[VLAN] Re: [PATCH] 802.1Q VLAN

[Date Prev][Date Next][Thread Prev][Thread Next][Date Index][Thread Index]

 



Tommy Christensen wrote:
> On Fri, 2004-10-29 at 02:23, Ben Greear wrote:
> 
>>> o It is considered an error if a queue-less device returns anything but 
>>>zero from its
>>>   hard_start_xmit() function (see dev_queue_xmit()).
>>
>>This certainly was not clear to me.  The comments in dev_queue_xmit are
>>wrong about the return value (failure cases can be > zero too).  Are
>>there other errors or ommissions there?
> 
> 
> A return value > zero doesn't mean failure. It indicates congestion.

Ok, but the skb is always deleted by the net_queue_xmit code if the
return is not zero?  The difference between a hard-start-xmit failure
on eth0 when the hardware-queue is full and having a rate-limiting
queue drop a packet is virtually identical to me....

* **Record set**
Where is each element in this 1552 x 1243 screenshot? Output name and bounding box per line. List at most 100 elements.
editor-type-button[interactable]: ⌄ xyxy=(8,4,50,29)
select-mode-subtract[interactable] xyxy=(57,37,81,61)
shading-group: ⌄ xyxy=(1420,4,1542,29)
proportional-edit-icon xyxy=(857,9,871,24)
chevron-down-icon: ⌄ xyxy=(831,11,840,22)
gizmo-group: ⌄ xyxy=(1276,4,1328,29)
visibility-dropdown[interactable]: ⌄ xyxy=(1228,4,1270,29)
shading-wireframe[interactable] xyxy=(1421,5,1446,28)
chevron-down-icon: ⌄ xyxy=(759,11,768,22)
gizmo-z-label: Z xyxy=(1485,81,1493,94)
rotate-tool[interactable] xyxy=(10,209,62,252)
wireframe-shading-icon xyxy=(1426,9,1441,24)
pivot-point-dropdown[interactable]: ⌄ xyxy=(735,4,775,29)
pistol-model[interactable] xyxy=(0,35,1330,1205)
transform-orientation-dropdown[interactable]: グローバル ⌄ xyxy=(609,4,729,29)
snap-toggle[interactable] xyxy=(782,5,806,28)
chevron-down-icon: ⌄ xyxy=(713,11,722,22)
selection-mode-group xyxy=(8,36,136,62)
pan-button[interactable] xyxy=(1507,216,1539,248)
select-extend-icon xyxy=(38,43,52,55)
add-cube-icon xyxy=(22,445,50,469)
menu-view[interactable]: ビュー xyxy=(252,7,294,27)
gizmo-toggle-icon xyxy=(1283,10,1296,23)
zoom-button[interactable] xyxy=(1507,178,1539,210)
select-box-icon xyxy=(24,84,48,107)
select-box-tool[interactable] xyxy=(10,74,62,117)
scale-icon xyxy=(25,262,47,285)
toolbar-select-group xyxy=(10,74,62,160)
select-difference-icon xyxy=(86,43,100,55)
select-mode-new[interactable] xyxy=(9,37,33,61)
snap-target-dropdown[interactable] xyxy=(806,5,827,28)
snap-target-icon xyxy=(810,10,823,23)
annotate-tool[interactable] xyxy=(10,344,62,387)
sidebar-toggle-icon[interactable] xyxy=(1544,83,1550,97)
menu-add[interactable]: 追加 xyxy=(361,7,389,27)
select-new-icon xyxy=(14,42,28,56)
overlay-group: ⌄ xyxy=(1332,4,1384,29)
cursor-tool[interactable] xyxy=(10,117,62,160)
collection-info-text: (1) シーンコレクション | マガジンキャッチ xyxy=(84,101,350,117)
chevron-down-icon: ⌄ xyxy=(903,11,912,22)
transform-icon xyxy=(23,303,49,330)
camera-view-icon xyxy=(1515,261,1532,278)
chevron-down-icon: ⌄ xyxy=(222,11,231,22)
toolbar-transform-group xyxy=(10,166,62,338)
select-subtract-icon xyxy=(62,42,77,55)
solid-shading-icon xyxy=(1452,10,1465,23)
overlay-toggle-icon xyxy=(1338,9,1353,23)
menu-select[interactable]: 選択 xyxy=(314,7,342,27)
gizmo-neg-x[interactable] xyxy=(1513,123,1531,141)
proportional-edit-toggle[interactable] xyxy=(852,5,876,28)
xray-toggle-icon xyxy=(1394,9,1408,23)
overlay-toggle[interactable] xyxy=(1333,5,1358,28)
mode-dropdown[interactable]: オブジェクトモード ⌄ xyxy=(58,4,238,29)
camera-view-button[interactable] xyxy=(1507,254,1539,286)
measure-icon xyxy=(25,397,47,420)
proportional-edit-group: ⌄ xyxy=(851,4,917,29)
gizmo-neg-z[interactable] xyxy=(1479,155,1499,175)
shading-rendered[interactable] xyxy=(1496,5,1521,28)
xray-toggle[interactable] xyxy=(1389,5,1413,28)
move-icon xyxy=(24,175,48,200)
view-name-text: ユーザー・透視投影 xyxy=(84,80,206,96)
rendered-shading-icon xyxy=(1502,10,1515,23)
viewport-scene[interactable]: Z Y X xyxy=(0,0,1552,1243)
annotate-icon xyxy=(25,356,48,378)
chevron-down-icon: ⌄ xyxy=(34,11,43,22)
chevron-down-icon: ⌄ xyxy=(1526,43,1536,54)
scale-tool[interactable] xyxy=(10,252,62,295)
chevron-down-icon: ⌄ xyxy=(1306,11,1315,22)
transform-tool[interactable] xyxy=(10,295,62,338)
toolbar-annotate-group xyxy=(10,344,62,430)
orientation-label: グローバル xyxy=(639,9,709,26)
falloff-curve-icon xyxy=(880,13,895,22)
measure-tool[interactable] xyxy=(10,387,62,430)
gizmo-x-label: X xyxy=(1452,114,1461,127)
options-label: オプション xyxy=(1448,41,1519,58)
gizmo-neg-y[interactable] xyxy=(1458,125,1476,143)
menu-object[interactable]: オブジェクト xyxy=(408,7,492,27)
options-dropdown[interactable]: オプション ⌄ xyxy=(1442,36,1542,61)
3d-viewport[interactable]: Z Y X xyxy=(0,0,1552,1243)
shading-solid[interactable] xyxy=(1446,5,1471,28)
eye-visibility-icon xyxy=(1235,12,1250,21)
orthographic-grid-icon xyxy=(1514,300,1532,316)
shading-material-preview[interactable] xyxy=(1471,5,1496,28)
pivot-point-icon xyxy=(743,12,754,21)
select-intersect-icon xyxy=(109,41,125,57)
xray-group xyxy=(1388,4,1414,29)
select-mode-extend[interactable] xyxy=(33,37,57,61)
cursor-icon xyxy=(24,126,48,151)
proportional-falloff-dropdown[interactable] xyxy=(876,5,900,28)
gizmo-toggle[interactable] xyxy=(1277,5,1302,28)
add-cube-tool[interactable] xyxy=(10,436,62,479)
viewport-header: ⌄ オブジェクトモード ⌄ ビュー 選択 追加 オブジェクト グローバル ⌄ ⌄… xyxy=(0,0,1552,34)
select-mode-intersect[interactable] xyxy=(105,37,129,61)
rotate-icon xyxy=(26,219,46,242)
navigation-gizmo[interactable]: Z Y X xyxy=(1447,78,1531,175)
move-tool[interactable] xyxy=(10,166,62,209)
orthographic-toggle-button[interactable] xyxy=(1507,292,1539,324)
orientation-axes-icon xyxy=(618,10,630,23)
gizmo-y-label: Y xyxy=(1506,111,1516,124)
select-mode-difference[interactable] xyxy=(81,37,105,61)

* **Stated goal A**
Retype the VLAN mailing-list message word for word, everything from "[Date Prev][Date Next][Thread" down to "function (see dev_queue_xmit()).".
* **Stated goal B**
In the VLAN mailing-list message, what does Tommy Christensen say a return value greater than zero indicates?

* **Task solution A**
[Date Prev][Date Next][Thread Prev][Thread Next][Date Index][Thread Index]

 



Tommy Christensen wrote:
> On Fri, 2004-10-29 at 02:23, Ben Greear wrote:
> 
>>> o It is considered an error if a queue-less device returns anything but 
>>>zero from its
>>>   hard_start_xmit() function (see dev_queue_xmit()).

* **Task solution B**
Congestion, not failure.